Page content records
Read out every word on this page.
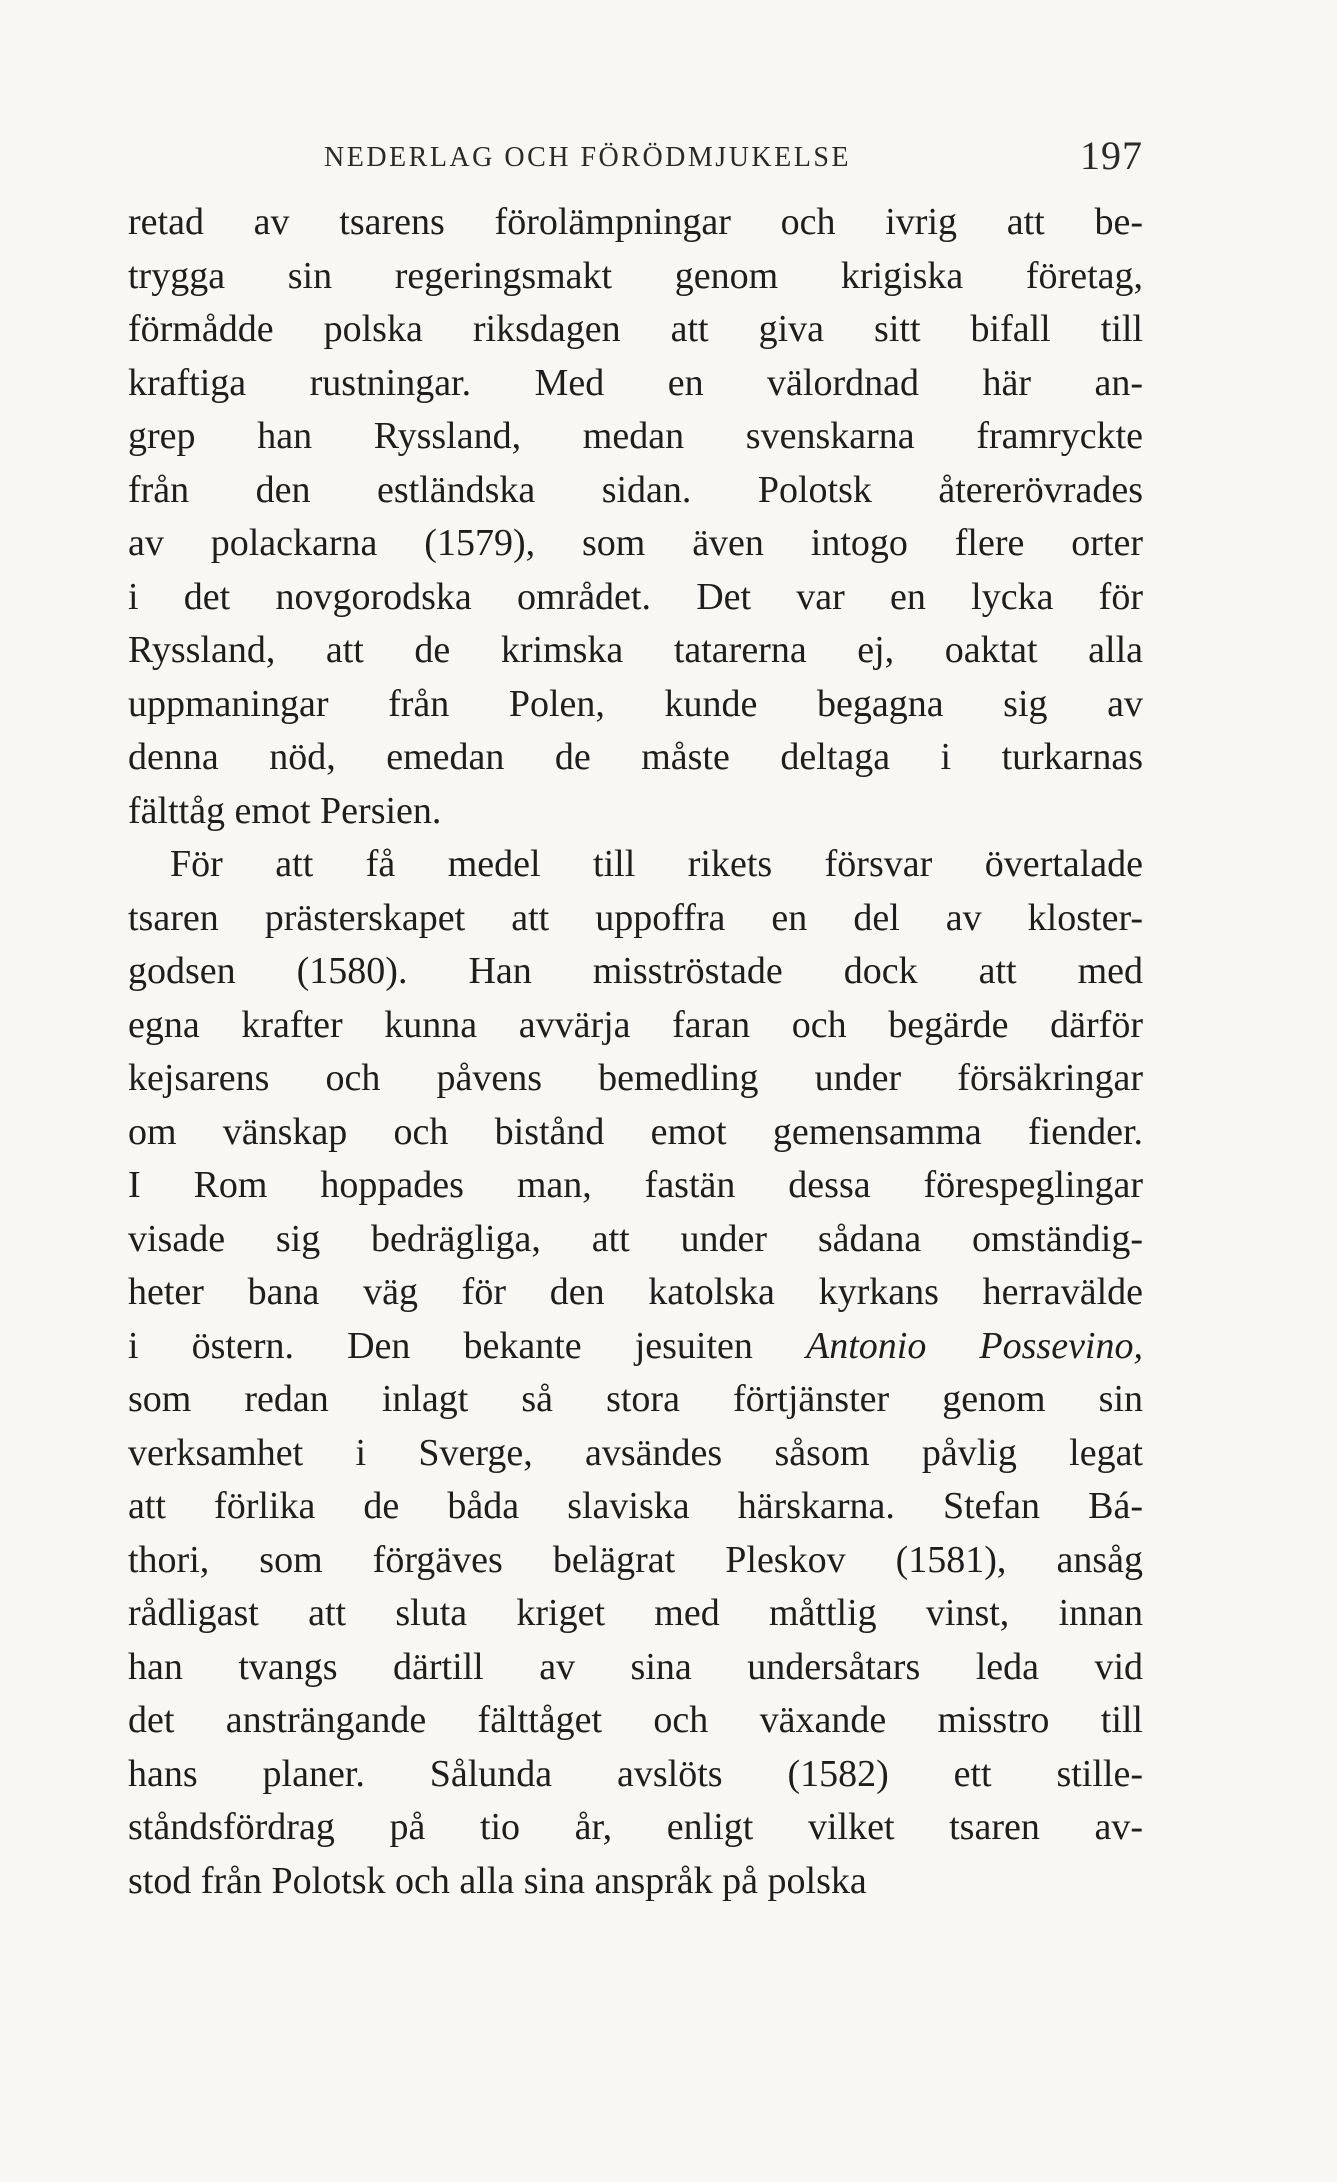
NEDERLAG OCH FÖRÖDMJUKELSE	197
retad av tsarens förolämpningar och ivrig att be-
trygga sin regeringsmakt genom krigiska företag,
förmådde polska riksdagen att giva sitt bifall till
kraftiga rustningar. Med en välordnad här an-
grep han Ryssland, medan svenskarna framryckte
från den estländska sidan. Polotsk återerövrades
av polackarna (1579), som även intogo flere orter
i det novgorodska området. Det var en lycka för
Ryssland, att de krimska tatarerna ej, oaktat alla
uppmaningar från Polen, kunde begagna sig av
denna nöd, emedan de måste deltaga i turkarnas
fälttåg emot Persien.
För att få medel till rikets försvar övertalade
tsaren prästerskapet att uppoffra en del av kloster-
godsen (1580). Han misströstade dock att med
egna krafter kunna avvärja faran och begärde därför
kejsarens och påvens bemedling under försäkringar
om vänskap och bistånd emot gemensamma fiender.
I Rom hoppades man, fastän dessa förespeglingar
visade sig bedrägliga, att under sådana omständig-
heter bana väg för den katolska kyrkans herravälde
i östern. Den bekante jesuiten Antonio Possevino,
som redan inlagt så stora förtjänster genom sin
verksamhet i Sverge, avsändes såsom påvlig legat
att förlika de båda slaviska härskarna. Stefan Bá-
thori, som förgäves belägrat Pleskov (1581), ansåg
rådligast att sluta kriget med måttlig vinst, innan
han tvangs därtill av sina undersåtars leda vid
det ansträngande fälttåget och växande misstro till
hans planer. Sålunda avslöts (1582) ett stille-
ståndsfördrag på tio år, enligt vilket tsaren av-
stod från Polotsk och alla sina anspråk på polska
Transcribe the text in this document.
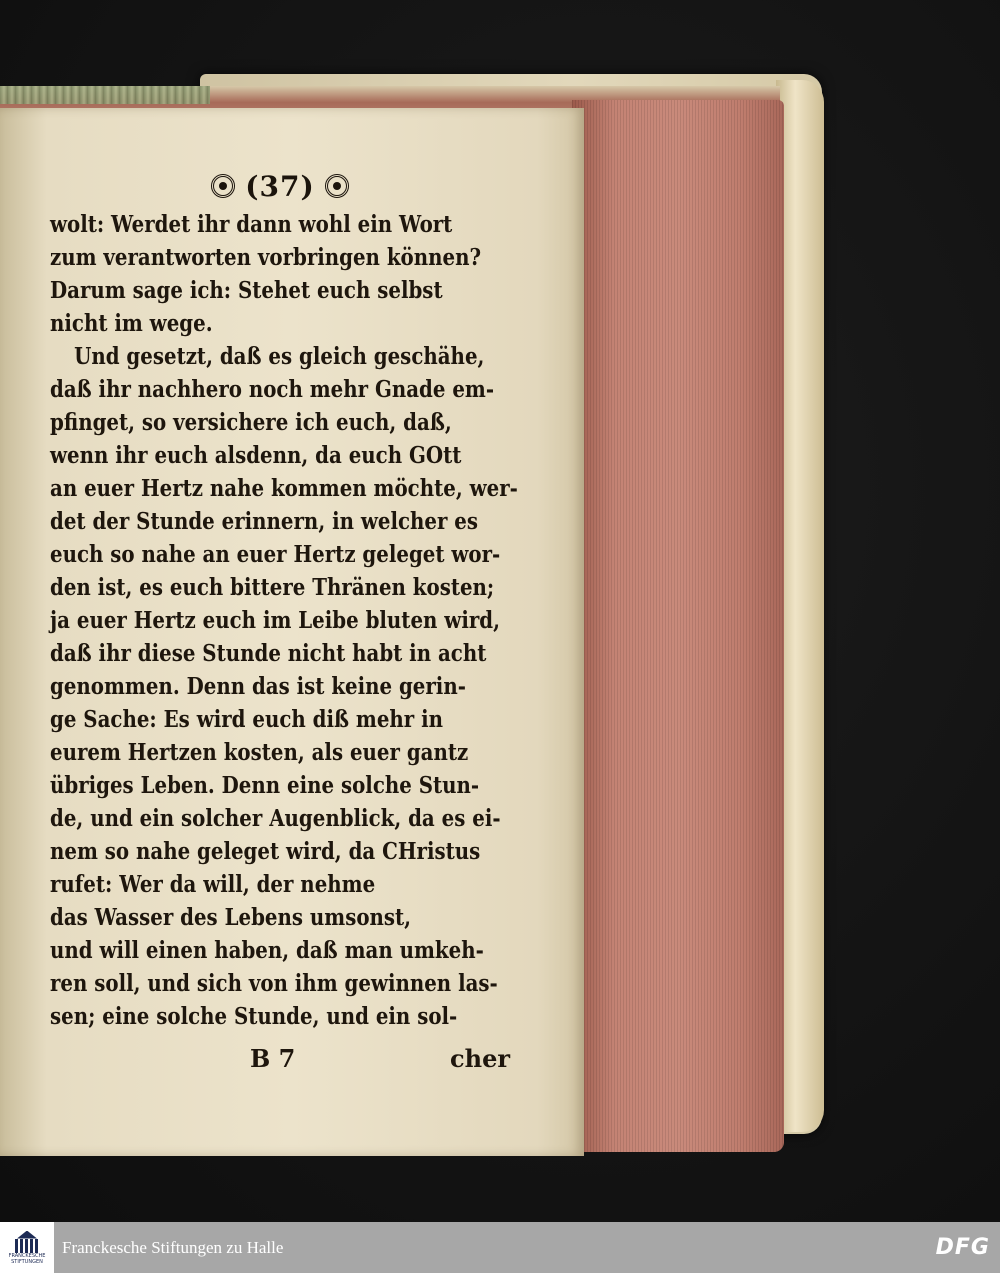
(37)
wolt: Werdet ihr dann wohl ein Wort
zum verantworten vorbringen können?
Darum sage ich: Stehet euch selbst
nicht im wege.
Und gesetzt, daß es gleich geschähe,
daß ihr nachhero noch mehr Gnade em-
pfinget, so versichere ich euch, daß,
wenn ihr euch alsdenn, da euch GOtt
an euer Hertz nahe kommen möchte, wer-
det der Stunde erinnern, in welcher es
euch so nahe an euer Hertz geleget wor-
den ist, es euch bittere Thränen kosten;
ja euer Hertz euch im Leibe bluten wird,
daß ihr diese Stunde nicht habt in acht
genommen. Denn das ist keine gerin-
ge Sache: Es wird euch diß mehr in
eurem Hertzen kosten, als euer gantz
übriges Leben. Denn eine solche Stun-
de, und ein solcher Augenblick, da es ei-
nem so nahe geleget wird, da CHristus
rufet: Wer da will, der nehme
das Wasser des Lebens umsonst,
und will einen haben, daß man umkeh-
ren soll, und sich von ihm gewinnen las-
sen; eine solche Stunde, und ein sol-
B 7	cher
FRANCKESCHE
STIFTUNGEN
Franckesche Stiftungen zu Halle	DFG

(Activity):
Gather all lines from the records above in which "kosten" appears.

(Answer box):
den ist, es euch bittere Thränen kosten;
eurem Hertzen kosten, als euer gantz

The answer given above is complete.